* [Stated problem] Spot each line that carries the word "structured"; copy those lines.
◇ ◇ ◇ ◇ ◇ ◇ ◇
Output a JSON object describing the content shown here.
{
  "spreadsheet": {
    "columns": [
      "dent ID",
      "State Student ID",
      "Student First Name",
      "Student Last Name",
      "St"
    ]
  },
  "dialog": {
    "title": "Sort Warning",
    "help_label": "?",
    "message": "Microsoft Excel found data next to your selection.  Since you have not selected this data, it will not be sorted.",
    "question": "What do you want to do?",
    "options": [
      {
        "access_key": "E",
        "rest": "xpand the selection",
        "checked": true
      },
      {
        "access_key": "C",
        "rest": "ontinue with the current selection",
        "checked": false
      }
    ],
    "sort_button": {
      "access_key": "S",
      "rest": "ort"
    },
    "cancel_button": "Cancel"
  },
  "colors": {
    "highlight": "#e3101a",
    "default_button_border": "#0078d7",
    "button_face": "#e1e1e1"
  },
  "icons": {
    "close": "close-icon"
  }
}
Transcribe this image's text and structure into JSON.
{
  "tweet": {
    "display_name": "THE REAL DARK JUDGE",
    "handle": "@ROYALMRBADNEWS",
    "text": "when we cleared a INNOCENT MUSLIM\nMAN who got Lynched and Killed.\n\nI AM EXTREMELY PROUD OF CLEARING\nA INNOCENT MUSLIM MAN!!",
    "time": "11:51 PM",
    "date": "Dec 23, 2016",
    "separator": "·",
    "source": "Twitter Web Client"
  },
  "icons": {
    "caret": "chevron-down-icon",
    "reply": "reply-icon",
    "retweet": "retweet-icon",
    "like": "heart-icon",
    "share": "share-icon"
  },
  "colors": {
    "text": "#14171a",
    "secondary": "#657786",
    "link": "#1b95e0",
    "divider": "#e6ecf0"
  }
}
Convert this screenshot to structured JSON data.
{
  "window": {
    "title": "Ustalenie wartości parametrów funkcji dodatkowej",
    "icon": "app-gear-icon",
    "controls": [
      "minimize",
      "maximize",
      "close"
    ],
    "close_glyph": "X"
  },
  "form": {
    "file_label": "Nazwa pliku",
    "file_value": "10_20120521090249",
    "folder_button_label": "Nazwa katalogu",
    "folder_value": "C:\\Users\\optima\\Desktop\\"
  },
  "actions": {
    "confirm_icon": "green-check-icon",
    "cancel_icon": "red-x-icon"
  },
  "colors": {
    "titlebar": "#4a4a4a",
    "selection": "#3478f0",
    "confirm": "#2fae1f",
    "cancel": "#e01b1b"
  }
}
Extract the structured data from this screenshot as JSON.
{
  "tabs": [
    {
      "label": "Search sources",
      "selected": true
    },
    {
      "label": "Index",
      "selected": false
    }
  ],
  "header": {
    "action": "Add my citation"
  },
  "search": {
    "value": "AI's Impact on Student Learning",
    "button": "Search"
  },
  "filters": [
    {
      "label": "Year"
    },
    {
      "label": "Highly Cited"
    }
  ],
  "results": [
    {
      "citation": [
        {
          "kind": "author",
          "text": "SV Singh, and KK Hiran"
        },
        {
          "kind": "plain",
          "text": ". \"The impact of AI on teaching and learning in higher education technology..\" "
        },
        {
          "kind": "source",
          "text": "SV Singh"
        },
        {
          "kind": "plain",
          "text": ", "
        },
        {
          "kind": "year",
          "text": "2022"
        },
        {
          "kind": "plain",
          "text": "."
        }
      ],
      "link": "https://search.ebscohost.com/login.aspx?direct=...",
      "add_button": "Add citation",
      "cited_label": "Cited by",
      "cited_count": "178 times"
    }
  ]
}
◇ ◇ ◇ ◇ ◇ ◇ ◇
* [The output]
Convert this screenshot to structured JSON data.
Extract the structured data from this screenshot as JSON.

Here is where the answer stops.